Written problem » Word for word, repeat the entries, minus the pictures.

Data records:
start
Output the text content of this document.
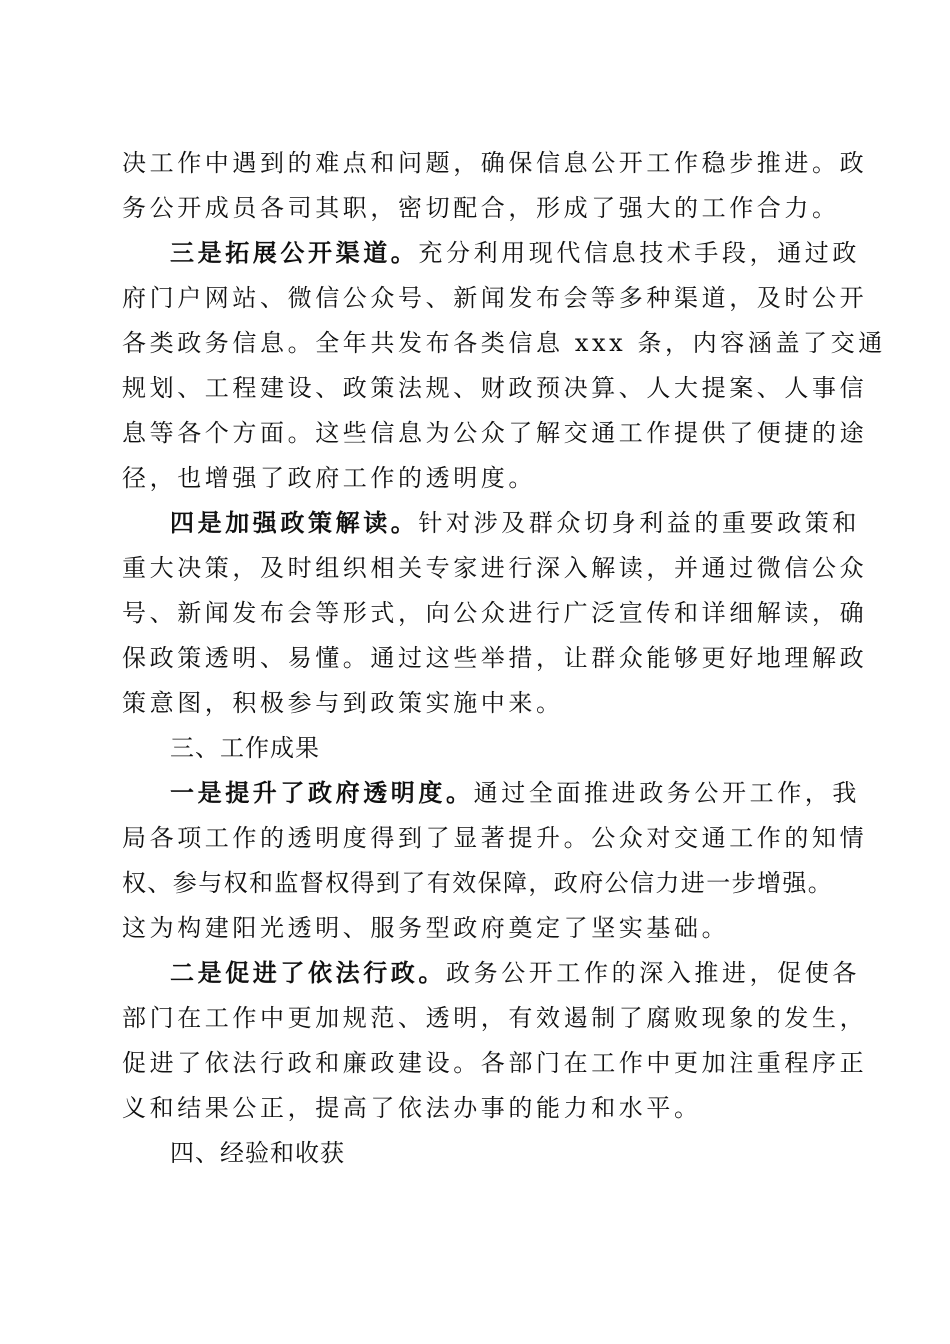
决工作中遇到的难点和问题，确保信息公开工作稳步推进。政
务公开成员各司其职，密切配合，形成了强大的工作合力。
三是拓展公开渠道。充分利用现代信息技术手段，通过政
府门户网站、微信公众号、新闻发布会等多种渠道，及时公开
各类政务信息。全年共发布各类信息 xxx 条，内容涵盖了交通
规划、工程建设、政策法规、财政预决算、人大提案、人事信
息等各个方面。这些信息为公众了解交通工作提供了便捷的途
径，也增强了政府工作的透明度。
四是加强政策解读。针对涉及群众切身利益的重要政策和
重大决策，及时组织相关专家进行深入解读，并通过微信公众
号、新闻发布会等形式，向公众进行广泛宣传和详细解读，确
保政策透明、易懂。通过这些举措，让群众能够更好地理解政
策意图，积极参与到政策实施中来。
三、工作成果
一是提升了政府透明度。通过全面推进政务公开工作，我
局各项工作的透明度得到了显著提升。公众对交通工作的知情
权、参与权和监督权得到了有效保障，政府公信力进一步增强。
这为构建阳光透明、服务型政府奠定了坚实基础。
二是促进了依法行政。政务公开工作的深入推进，促使各
部门在工作中更加规范、透明，有效遏制了腐败现象的发生，
促进了依法行政和廉政建设。各部门在工作中更加注重程序正
义和结果公正，提高了依法办事的能力和水平。
四、经验和收获
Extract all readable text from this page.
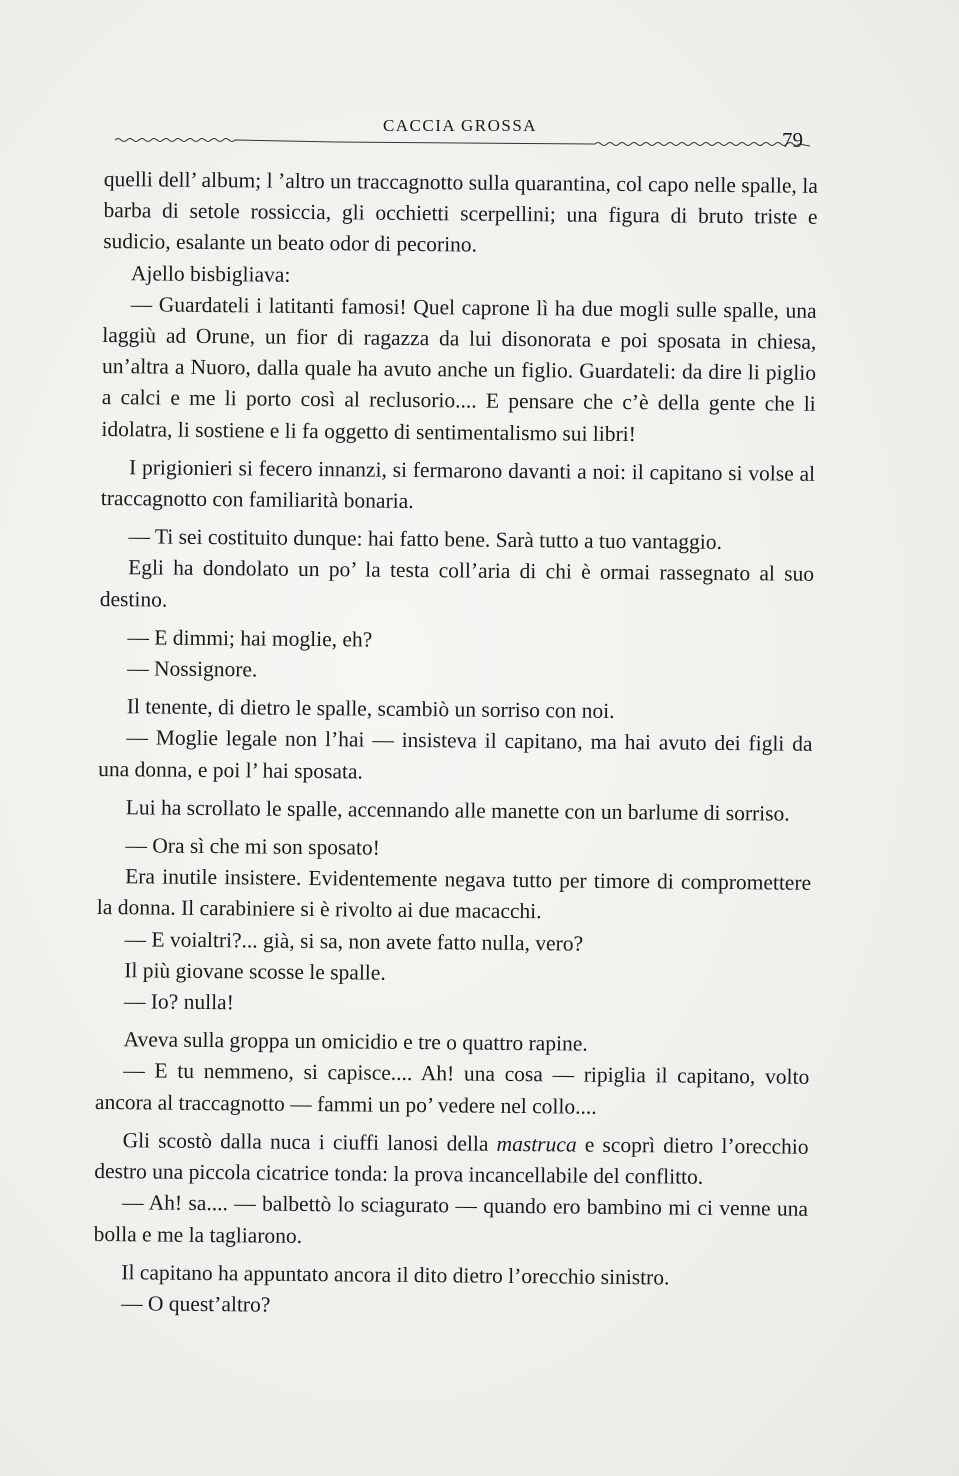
CACCIA GROSSA
79

quelli dell’ album; l ’altro un traccagnotto sulla quarantina, col capo nelle spalle, la barba di setole rossiccia, gli occhietti scerpellini; una figura di bruto triste e sudicio, esalante un beato odor di pecorino.

Ajello bisbigliava:

— Guardateli i latitanti famosi! Quel caprone lì ha due mogli sulle spalle, una laggiù ad Orune, un fior di ragazza da lui disonorata e poi sposata in chiesa, un’altra a Nuoro, dalla quale ha avuto anche un figlio. Guardateli: da dire li piglio a calci e me li porto così al reclusorio.... E pensare che c’è della gente che li idolatra, li sostiene e li fa oggetto di sentimentalismo sui libri!

I prigionieri si fecero innanzi, si fermarono davanti a noi: il capitano si volse al traccagnotto con familiarità bonaria.

— Ti sei costituito dunque: hai fatto bene. Sarà tutto a tuo vantaggio.

Egli ha dondolato un po’ la testa coll’aria di chi è ormai rassegnato al suo destino.

— E dimmi; hai moglie, eh?

— Nossignore.

Il tenente, di dietro le spalle, scambiò un sorriso con noi.

— Moglie legale non l’hai — insisteva il capitano, ma hai avuto dei figli da una donna, e poi l’ hai sposata.

Lui ha scrollato le spalle, accennando alle manette con un barlume di sorriso.

— Ora sì che mi son sposato!

Era inutile insistere. Evidentemente negava tutto per timore di compromettere la donna. Il carabiniere si è rivolto ai due macacchi.

— E voialtri?... già, si sa, non avete fatto nulla, vero?

Il più giovane scosse le spalle.

— Io? nulla!

Aveva sulla groppa un omicidio e tre o quattro rapine.

— E tu nemmeno, si capisce.... Ah! una cosa — ripiglia il capitano, volto ancora al traccagnotto — fammi un po’ vedere nel collo....

Gli scostò dalla nuca i ciuffi lanosi della mastruca e scoprì dietro l’orecchio destro una piccola cicatrice tonda: la prova incancellabile del conflitto.

— Ah! sa.... — balbettò lo sciagurato — quando ero bambino mi ci venne una bolla e me la tagliarono.

Il capitano ha appuntato ancora il dito dietro l’orecchio sinistro.

— O quest’altro?
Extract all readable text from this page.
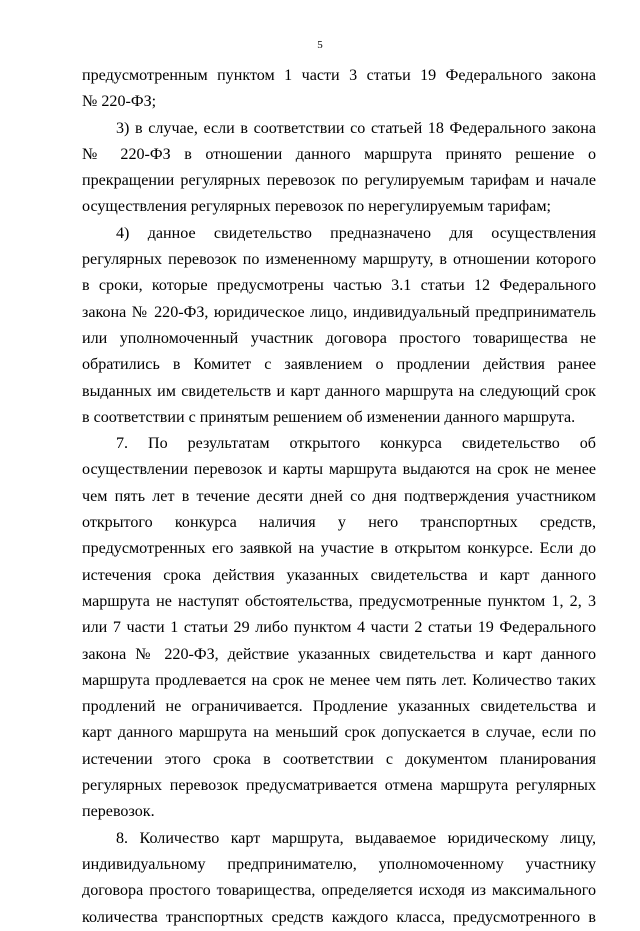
5
предусмотренным пунктом 1 части 3 статьи 19 Федерального закона
№ 220-ФЗ;
3) в случае, если в соответствии со статьей 18 Федерального закона
№ 220-ФЗ в отношении данного маршрута принято решение о
прекращении регулярных перевозок по регулируемым тарифам и начале
осуществления регулярных перевозок по нерегулируемым тарифам;
4) данное свидетельство предназначено для осуществления
регулярных перевозок по измененному маршруту, в отношении которого
в сроки, которые предусмотрены частью 3.1 статьи 12 Федерального
закона № 220-ФЗ, юридическое лицо, индивидуальный предприниматель
или уполномоченный участник договора простого товарищества не
обратились в Комитет с заявлением о продлении действия ранее
выданных им свидетельств и карт данного маршрута на следующий срок
в соответствии с принятым решением об изменении данного маршрута.
7. По результатам открытого конкурса свидетельство об
осуществлении перевозок и карты маршрута выдаются на срок не менее
чем пять лет в течение десяти дней со дня подтверждения участником
открытого конкурса наличия у него транспортных средств,
предусмотренных его заявкой на участие в открытом конкурсе. Если до
истечения срока действия указанных свидетельства и карт данного
маршрута не наступят обстоятельства, предусмотренные пунктом 1, 2, 3
или 7 части 1 статьи 29 либо пунктом 4 части 2 статьи 19 Федерального
закона № 220-ФЗ, действие указанных свидетельства и карт данного
маршрута продлевается на срок не менее чем пять лет. Количество таких
продлений не ограничивается. Продление указанных свидетельства и
карт данного маршрута на меньший срок допускается в случае, если по
истечении этого срока в соответствии с документом планирования
регулярных перевозок предусматривается отмена маршрута регулярных
перевозок.
8. Количество карт маршрута, выдаваемое юридическому лицу,
индивидуальному предпринимателю, уполномоченному участнику
договора простого товарищества, определяется исходя из максимального
количества транспортных средств каждого класса, предусмотренного в
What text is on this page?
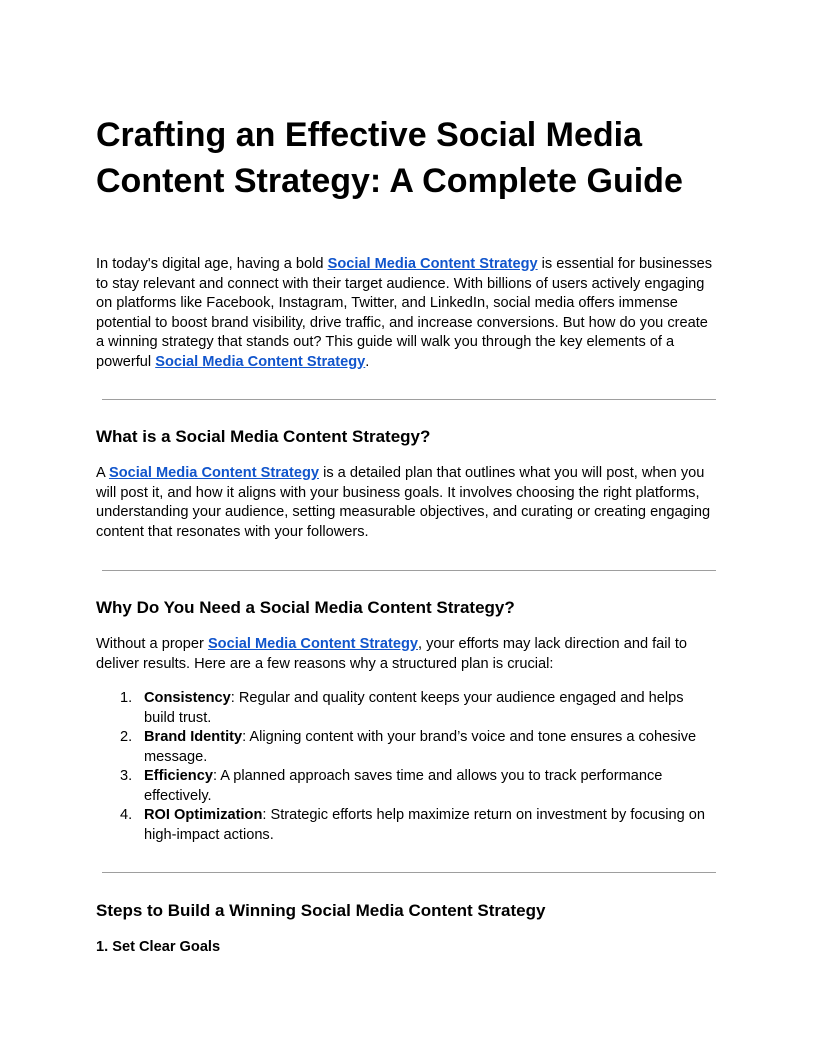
Crafting an Effective Social Media Content Strategy: A Complete Guide

In today's digital age, having a bold Social Media Content Strategy is essential for businesses to stay relevant and connect with their target audience. With billions of users actively engaging on platforms like Facebook, Instagram, Twitter, and LinkedIn, social media offers immense potential to boost brand visibility, drive traffic, and increase conversions. But how do you create a winning strategy that stands out? This guide will walk you through the key elements of a powerful Social Media Content Strategy.

What is a Social Media Content Strategy?

A Social Media Content Strategy is a detailed plan that outlines what you will post, when you will post it, and how it aligns with your business goals. It involves choosing the right platforms, understanding your audience, setting measurable objectives, and curating or creating engaging content that resonates with your followers.

Why Do You Need a Social Media Content Strategy?

Without a proper Social Media Content Strategy, your efforts may lack direction and fail to deliver results. Here are a few reasons why a structured plan is crucial:

1. Consistency: Regular and quality content keeps your audience engaged and helps build trust.
2. Brand Identity: Aligning content with your brand’s voice and tone ensures a cohesive message.
3. Efficiency: A planned approach saves time and allows you to track performance effectively.
4. ROI Optimization: Strategic efforts help maximize return on investment by focusing on high-impact actions.
Steps to Build a Winning Social Media Content Strategy
1. Set Clear Goals
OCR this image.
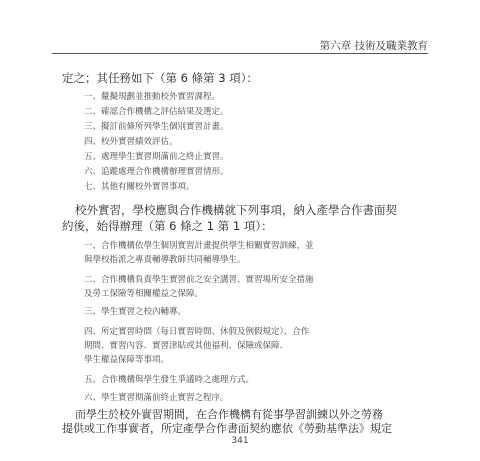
第六章 技術及職業教育
定之；其任務如下（第 6 條第 3 項）：
一、釐擬規劃並推動校外實習課程。
二、確認合作機構之評估結果及選定。
三、擬訂前條所列學生個別實習計畫。
四、校外實習績效評估。
五、處理學生實習期滿前之終止實習。
六、追蹤處理合作機構辦理實習情形。
七、其他有關校外實習事項。
校外實習，學校應與合作機構就下列事項，納入產學合作書面契
約後，始得辦理（第 6 條之 1 第 1 項）：
一、合作機構依學生個別實習計畫提供學生相關實習訓練，並
與學校指派之專責輔導教師共同輔導學生。
二、合作機構負責學生實習前之安全講習、實習場所安全措施
及勞工保險等相關權益之保障。
三、學生實習之校內輔導。
四、所定實習時間（每日實習時間、休假及例假規定）、合作
期間、實習內容、實習津貼或其他福利、保險或保障、
學生權益保障等事項。
五、合作機構與學生發生爭議時之處理方式。
六、學生實習期滿前終止實習之程序。
而學生於校外實習期間，在合作機構有從事學習訓練以外之勞務
提供或工作事實者，所定產學合作書面契約應依《勞動基準法》規定
341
end
Full solution »
Output the text content of this document.
决工作中遇到的难点和问题，确保信息公开工作稳步推进。政
务公开成员各司其职，密切配合，形成了强大的工作合力。
三是拓展公开渠道。充分利用现代信息技术手段，通过政
府门户网站、微信公众号、新闻发布会等多种渠道，及时公开
各类政务信息。全年共发布各类信息 xxx 条，内容涵盖了交通
规划、工程建设、政策法规、财政预决算、人大提案、人事信
息等各个方面。这些信息为公众了解交通工作提供了便捷的途
径，也增强了政府工作的透明度。
四是加强政策解读。针对涉及群众切身利益的重要政策和
重大决策，及时组织相关专家进行深入解读，并通过微信公众
号、新闻发布会等形式，向公众进行广泛宣传和详细解读，确
保政策透明、易懂。通过这些举措，让群众能够更好地理解政
策意图，积极参与到政策实施中来。
三、工作成果
一是提升了政府透明度。通过全面推进政务公开工作，我
局各项工作的透明度得到了显著提升。公众对交通工作的知情
权、参与权和监督权得到了有效保障，政府公信力进一步增强。
这为构建阳光透明、服务型政府奠定了坚实基础。
二是促进了依法行政。政务公开工作的深入推进，促使各
部门在工作中更加规范、透明，有效遏制了腐败现象的发生，
促进了依法行政和廉政建设。各部门在工作中更加注重程序正
义和结果公正，提高了依法办事的能力和水平。
四、经验和收获
Extract all readable text from this page.
CACCIA GROSSA
79

quelli dell’ album; l ’altro un traccagnotto sulla quarantina, col capo nelle spalle, la barba di setole rossiccia, gli occhietti scerpellini; una figura di bruto triste e sudicio, esalante un beato odor di pecorino.

Ajello bisbigliava:

— Guardateli i latitanti famosi! Quel caprone lì ha due mogli sulle spalle, una laggiù ad Orune, un fior di ragazza da lui disonorata e poi sposata in chiesa, un’altra a Nuoro, dalla quale ha avuto anche un figlio. Guardateli: da dire li piglio a calci e me li porto così al reclusorio.... E pensare che c’è della gente che li idolatra, li sostiene e li fa oggetto di sentimentalismo sui libri!

I prigionieri si fecero innanzi, si fermarono davanti a noi: il capitano si volse al traccagnotto con familiarità bonaria.

— Ti sei costituito dunque: hai fatto bene. Sarà tutto a tuo vantaggio.

Egli ha dondolato un po’ la testa coll’aria di chi è ormai rassegnato al suo destino.

— E dimmi; hai moglie, eh?

— Nossignore.

Il tenente, di dietro le spalle, scambiò un sorriso con noi.

— Moglie legale non l’hai — insisteva il capitano, ma hai avuto dei figli da una donna, e poi l’ hai sposata.

Lui ha scrollato le spalle, accennando alle manette con un barlume di sorriso.

— Ora sì che mi son sposato!

Era inutile insistere. Evidentemente negava tutto per timore di compromettere la donna. Il carabiniere si è rivolto ai due macacchi.

— E voialtri?... già, si sa, non avete fatto nulla, vero?

Il più giovane scosse le spalle.

— Io? nulla!

Aveva sulla groppa un omicidio e tre o quattro rapine.

— E tu nemmeno, si capisce.... Ah! una cosa — ripiglia il capitano, volto ancora al traccagnotto — fammi un po’ vedere nel collo....

Gli scostò dalla nuca i ciuffi lanosi della mastruca e scoprì dietro l’orecchio destro una piccola cicatrice tonda: la prova incancellabile del conflitto.

— Ah! sa.... — balbettò lo sciagurato — quando ero bambino mi ci venne una bolla e me la tagliarono.

Il capitano ha appuntato ancora il dito dietro l’orecchio sinistro.

— O quest’altro?
Extract all readable text from this page.
5
предусмотренным пунктом 1 части 3 статьи 19 Федерального закона
№ 220-ФЗ;
3) в случае, если в соответствии со статьей 18 Федерального закона
№ 220-ФЗ в отношении данного маршрута принято решение о
прекращении регулярных перевозок по регулируемым тарифам и начале
осуществления регулярных перевозок по нерегулируемым тарифам;
4) данное свидетельство предназначено для осуществления
регулярных перевозок по измененному маршруту, в отношении которого
в сроки, которые предусмотрены частью 3.1 статьи 12 Федерального
закона № 220-ФЗ, юридическое лицо, индивидуальный предприниматель
или уполномоченный участник договора простого товарищества не
обратились в Комитет с заявлением о продлении действия ранее
выданных им свидетельств и карт данного маршрута на следующий срок
в соответствии с принятым решением об изменении данного маршрута.
7. По результатам открытого конкурса свидетельство об
осуществлении перевозок и карты маршрута выдаются на срок не менее
чем пять лет в течение десяти дней со дня подтверждения участником
открытого конкурса наличия у него транспортных средств,
предусмотренных его заявкой на участие в открытом конкурсе. Если до
истечения срока действия указанных свидетельства и карт данного
маршрута не наступят обстоятельства, предусмотренные пунктом 1, 2, 3
или 7 части 1 статьи 29 либо пунктом 4 части 2 статьи 19 Федерального
закона № 220-ФЗ, действие указанных свидетельства и карт данного
маршрута продлевается на срок не менее чем пять лет. Количество таких
продлений не ограничивается. Продление указанных свидетельства и
карт данного маршрута на меньший срок допускается в случае, если по
истечении этого срока в соответствии с документом планирования
регулярных перевозок предусматривается отмена маршрута регулярных
перевозок.
8. Количество карт маршрута, выдаваемое юридическому лицу,
индивидуальному предпринимателю, уполномоченному участнику
договора простого товарищества, определяется исходя из максимального
количества транспортных средств каждого класса, предусмотренного в
What text is on this page?
Crafting an Effective Social Media Content Strategy: A Complete Guide

In today's digital age, having a bold Social Media Content Strategy is essential for businesses to stay relevant and connect with their target audience. With billions of users actively engaging on platforms like Facebook, Instagram, Twitter, and LinkedIn, social media offers immense potential to boost brand visibility, drive traffic, and increase conversions. But how do you create a winning strategy that stands out? This guide will walk you through the key elements of a powerful Social Media Content Strategy.

What is a Social Media Content Strategy?

A Social Media Content Strategy is a detailed plan that outlines what you will post, when you will post it, and how it aligns with your business goals. It involves choosing the right platforms, understanding your audience, setting measurable objectives, and curating or creating engaging content that resonates with your followers.

Why Do You Need a Social Media Content Strategy?

Without a proper Social Media Content Strategy, your efforts may lack direction and fail to deliver results. Here are a few reasons why a structured plan is crucial:

1. Consistency: Regular and quality content keeps your audience engaged and helps build trust.
2. Brand Identity: Aligning content with your brand’s voice and tone ensures a cohesive message.
3. Efficiency: A planned approach saves time and allows you to track performance effectively.
4. ROI Optimization: Strategic efforts help maximize return on investment by focusing on high-impact actions.
Steps to Build a Winning Social Media Content Strategy
1. Set Clear Goals
OCR this image.
第六章 技術及職業教育
定之；其任務如下（第 6 條第 3 項）：
一、釐擬規劃並推動校外實習課程。
二、確認合作機構之評估結果及選定。
三、擬訂前條所列學生個別實習計畫。
四、校外實習績效評估。
五、處理學生實習期滿前之終止實習。
六、追蹤處理合作機構辦理實習情形。
七、其他有關校外實習事項。
校外實習，學校應與合作機構就下列事項，納入產學合作書面契
約後，始得辦理（第 6 條之 1 第 1 項）：
一、合作機構依學生個別實習計畫提供學生相關實習訓練，並
與學校指派之專責輔導教師共同輔導學生。
二、合作機構負責學生實習前之安全講習、實習場所安全措施
及勞工保險等相關權益之保障。
三、學生實習之校內輔導。
四、所定實習時間（每日實習時間、休假及例假規定）、合作
期間、實習內容、實習津貼或其他福利、保險或保障、
學生權益保障等事項。
五、合作機構與學生發生爭議時之處理方式。
六、學生實習期滿前終止實習之程序。
而學生於校外實習期間，在合作機構有從事學習訓練以外之勞務
提供或工作事實者，所定產學合作書面契約應依《勞動基準法》規定
341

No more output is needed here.